[Figure contents as structured data]
## START

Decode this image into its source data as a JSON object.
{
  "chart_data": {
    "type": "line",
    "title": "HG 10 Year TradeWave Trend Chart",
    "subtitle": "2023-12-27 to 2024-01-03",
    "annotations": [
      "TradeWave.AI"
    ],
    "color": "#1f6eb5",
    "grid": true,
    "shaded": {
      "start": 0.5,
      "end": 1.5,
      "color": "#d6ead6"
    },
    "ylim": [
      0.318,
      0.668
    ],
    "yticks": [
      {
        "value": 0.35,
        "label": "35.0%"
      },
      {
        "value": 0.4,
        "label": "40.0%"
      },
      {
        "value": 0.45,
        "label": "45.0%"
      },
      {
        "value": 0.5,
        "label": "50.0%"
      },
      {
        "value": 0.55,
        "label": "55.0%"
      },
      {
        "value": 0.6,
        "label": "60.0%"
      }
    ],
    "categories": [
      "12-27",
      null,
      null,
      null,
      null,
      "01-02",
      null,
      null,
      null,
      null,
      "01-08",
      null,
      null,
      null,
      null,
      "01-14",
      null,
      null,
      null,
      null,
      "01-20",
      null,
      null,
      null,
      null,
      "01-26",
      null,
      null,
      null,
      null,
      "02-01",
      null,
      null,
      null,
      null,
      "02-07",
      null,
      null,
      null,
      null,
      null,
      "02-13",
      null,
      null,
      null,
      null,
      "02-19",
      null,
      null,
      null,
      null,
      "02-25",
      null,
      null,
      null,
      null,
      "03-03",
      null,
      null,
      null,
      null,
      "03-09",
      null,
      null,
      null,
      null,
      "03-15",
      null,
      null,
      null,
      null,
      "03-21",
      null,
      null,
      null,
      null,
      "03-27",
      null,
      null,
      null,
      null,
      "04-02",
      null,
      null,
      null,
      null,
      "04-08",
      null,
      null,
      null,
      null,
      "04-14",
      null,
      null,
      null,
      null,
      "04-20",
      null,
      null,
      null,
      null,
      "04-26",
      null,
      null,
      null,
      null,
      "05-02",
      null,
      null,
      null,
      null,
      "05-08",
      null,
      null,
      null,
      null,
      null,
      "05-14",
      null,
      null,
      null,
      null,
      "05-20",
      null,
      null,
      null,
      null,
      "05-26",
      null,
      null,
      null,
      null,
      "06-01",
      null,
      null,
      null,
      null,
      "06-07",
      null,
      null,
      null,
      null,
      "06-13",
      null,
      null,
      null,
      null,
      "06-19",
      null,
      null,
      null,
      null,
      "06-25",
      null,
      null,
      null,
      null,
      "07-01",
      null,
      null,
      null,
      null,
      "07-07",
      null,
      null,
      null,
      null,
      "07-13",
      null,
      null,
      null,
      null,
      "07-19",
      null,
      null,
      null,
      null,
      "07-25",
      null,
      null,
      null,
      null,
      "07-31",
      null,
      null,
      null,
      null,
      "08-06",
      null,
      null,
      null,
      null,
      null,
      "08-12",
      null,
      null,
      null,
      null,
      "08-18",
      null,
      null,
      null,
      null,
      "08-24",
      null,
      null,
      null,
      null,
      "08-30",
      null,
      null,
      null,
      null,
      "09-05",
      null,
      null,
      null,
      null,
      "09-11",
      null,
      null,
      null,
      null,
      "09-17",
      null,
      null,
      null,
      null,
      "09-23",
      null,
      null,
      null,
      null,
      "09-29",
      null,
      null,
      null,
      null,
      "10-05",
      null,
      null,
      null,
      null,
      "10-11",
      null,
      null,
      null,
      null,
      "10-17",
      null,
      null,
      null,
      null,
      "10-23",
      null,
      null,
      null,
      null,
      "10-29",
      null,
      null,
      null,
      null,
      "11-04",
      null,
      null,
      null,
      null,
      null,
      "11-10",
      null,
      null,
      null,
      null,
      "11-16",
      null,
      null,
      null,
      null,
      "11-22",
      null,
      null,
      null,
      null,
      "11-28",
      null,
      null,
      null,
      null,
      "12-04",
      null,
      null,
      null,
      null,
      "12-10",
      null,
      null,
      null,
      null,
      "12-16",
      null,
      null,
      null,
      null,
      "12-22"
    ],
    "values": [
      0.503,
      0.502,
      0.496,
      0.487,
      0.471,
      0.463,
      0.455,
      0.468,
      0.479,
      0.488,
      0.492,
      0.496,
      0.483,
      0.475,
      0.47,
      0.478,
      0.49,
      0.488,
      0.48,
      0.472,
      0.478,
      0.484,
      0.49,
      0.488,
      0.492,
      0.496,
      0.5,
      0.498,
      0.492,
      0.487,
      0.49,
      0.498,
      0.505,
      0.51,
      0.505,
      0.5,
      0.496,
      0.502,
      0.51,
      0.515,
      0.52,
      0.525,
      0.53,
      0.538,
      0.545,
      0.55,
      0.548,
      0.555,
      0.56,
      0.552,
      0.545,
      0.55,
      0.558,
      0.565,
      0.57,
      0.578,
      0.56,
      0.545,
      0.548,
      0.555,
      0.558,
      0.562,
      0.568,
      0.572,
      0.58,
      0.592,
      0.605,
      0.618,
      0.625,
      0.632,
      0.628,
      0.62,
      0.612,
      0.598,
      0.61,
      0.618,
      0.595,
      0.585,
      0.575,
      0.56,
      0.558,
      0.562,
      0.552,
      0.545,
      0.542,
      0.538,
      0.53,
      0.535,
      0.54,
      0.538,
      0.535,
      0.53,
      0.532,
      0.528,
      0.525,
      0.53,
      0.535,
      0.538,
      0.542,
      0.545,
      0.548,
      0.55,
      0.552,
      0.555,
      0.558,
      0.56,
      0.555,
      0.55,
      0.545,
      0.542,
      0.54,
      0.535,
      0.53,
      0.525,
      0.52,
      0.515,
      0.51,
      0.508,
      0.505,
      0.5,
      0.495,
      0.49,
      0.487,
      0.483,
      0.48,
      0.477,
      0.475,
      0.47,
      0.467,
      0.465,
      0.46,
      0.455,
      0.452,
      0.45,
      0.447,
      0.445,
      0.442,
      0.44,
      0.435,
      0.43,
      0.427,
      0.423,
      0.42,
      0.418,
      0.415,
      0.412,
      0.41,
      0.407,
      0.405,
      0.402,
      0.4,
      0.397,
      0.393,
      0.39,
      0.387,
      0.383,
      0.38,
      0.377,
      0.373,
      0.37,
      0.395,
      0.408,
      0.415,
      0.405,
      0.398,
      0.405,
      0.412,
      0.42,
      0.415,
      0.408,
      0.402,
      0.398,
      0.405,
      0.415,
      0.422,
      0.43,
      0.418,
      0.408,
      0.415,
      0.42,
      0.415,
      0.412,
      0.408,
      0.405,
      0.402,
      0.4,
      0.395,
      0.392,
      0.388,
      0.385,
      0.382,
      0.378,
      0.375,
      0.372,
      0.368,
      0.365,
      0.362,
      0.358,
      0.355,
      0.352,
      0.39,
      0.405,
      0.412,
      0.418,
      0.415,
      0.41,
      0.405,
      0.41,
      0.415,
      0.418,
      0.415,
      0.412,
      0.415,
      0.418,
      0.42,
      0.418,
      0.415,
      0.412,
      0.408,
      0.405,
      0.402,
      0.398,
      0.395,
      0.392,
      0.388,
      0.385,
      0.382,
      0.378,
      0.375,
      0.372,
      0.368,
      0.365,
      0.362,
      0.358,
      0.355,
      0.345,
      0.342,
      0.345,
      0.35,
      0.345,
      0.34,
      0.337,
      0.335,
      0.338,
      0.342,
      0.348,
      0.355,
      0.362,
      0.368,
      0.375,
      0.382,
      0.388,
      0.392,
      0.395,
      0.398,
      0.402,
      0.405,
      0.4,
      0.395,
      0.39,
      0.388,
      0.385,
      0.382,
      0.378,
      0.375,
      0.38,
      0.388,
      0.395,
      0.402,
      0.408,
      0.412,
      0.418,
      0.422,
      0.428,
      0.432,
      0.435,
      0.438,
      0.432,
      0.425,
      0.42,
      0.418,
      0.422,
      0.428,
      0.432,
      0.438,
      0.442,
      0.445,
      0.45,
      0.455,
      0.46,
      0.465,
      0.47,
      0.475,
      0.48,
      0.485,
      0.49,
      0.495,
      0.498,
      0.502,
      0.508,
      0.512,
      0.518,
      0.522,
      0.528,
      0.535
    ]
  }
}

## END

▶ [Prompt]
Provide solely the number of lines in the data that include the word "label".

▶ [Final result]
6